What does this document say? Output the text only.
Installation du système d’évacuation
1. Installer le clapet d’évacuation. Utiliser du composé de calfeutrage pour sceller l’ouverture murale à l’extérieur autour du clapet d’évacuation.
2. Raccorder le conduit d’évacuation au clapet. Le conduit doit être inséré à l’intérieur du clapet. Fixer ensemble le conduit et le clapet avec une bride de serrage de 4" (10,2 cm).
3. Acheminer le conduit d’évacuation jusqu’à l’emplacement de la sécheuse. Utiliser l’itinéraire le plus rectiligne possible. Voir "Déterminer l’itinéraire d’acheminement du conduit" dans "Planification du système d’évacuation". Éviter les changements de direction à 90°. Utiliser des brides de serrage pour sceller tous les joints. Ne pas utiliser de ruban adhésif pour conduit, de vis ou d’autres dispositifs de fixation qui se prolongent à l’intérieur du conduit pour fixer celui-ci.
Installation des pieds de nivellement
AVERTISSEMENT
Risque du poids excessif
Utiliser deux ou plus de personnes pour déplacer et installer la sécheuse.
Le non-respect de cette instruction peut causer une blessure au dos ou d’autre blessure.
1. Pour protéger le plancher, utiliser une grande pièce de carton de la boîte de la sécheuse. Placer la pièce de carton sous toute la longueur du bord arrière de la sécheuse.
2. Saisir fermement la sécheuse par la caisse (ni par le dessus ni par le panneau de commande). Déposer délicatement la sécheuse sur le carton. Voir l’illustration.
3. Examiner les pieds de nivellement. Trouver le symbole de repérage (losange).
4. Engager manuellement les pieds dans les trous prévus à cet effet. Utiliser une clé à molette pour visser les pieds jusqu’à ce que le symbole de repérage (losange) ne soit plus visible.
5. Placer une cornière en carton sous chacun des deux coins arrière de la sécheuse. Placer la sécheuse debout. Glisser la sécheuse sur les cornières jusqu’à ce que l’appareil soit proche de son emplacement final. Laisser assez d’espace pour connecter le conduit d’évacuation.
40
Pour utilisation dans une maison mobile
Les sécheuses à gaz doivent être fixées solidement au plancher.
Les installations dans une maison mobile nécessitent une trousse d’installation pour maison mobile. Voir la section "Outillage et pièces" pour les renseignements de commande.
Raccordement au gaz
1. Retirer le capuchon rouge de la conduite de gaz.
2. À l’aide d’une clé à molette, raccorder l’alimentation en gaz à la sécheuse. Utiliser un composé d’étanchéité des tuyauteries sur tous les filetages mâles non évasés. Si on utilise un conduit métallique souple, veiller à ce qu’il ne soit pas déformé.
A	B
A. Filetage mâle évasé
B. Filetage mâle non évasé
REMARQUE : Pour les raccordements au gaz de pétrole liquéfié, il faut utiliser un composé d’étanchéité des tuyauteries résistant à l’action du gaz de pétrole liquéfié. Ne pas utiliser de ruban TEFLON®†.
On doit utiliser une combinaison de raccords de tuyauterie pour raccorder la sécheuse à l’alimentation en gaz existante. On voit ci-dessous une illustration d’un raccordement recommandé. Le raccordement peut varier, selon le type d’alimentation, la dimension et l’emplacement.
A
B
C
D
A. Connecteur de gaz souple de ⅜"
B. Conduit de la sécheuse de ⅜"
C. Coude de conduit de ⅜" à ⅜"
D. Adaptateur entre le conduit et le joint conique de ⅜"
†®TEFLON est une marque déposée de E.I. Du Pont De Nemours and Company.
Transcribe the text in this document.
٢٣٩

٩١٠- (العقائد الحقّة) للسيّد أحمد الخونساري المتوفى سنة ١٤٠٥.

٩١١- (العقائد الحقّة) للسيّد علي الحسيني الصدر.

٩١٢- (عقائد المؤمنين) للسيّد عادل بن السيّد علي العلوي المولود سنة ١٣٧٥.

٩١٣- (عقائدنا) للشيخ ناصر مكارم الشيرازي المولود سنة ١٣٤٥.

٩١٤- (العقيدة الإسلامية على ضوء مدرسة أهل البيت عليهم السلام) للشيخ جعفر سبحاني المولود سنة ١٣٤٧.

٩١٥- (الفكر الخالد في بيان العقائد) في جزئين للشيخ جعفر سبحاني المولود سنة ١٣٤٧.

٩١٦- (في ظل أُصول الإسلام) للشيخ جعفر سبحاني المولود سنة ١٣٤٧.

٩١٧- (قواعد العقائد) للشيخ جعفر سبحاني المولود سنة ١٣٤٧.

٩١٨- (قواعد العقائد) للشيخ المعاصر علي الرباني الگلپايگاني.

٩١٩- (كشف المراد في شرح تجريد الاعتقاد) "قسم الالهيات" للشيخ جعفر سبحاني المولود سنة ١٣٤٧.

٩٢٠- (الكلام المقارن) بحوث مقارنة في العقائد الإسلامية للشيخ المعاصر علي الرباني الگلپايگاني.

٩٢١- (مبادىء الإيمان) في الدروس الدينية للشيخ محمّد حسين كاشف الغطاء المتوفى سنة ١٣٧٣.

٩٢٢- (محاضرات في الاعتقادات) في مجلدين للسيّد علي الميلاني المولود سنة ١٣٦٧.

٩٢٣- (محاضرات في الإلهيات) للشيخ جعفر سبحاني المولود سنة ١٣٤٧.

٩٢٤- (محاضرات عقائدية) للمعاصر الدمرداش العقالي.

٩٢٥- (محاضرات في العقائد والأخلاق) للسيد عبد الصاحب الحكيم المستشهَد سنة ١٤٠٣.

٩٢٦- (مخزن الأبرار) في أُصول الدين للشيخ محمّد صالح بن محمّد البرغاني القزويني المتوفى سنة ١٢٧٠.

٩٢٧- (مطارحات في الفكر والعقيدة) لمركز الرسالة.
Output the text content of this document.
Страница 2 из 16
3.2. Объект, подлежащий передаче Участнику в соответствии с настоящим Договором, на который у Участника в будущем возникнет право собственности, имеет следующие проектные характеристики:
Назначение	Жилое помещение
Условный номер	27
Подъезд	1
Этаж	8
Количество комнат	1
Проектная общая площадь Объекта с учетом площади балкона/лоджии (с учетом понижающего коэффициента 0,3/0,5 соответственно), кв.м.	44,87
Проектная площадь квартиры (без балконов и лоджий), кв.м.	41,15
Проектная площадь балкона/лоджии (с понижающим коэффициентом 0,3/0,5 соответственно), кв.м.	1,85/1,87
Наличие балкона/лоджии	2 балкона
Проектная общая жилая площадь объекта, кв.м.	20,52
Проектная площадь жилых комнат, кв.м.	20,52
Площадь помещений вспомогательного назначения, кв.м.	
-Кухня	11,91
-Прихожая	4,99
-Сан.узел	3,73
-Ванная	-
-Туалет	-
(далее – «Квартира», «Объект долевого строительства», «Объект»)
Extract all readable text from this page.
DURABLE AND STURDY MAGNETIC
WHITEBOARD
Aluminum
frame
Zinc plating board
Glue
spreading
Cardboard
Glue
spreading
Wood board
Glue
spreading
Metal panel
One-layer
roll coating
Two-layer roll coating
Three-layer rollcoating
+ + + + +
GOAL OF THE EXERCISE: From the records, copy every line that has the string "système" in it.

IN RESPONSE:
Installation du système d’évacuation
3. Acheminer le conduit d’évacuation jusqu’à l’emplacement de la sécheuse. Utiliser l’itinéraire le plus rectiligne possible. Voir "Déterminer l’itinéraire d’acheminement du conduit" dans "Planification du système d’évacuation". Éviter les changements de direction à 90°. Utiliser des brides de serrage pour sceller tous les joints. Ne pas utiliser de ruban adhésif pour conduit, de vis ou d’autres dispositifs de fixation qui se prolongent à l’intérieur du conduit pour fixer celui-ci.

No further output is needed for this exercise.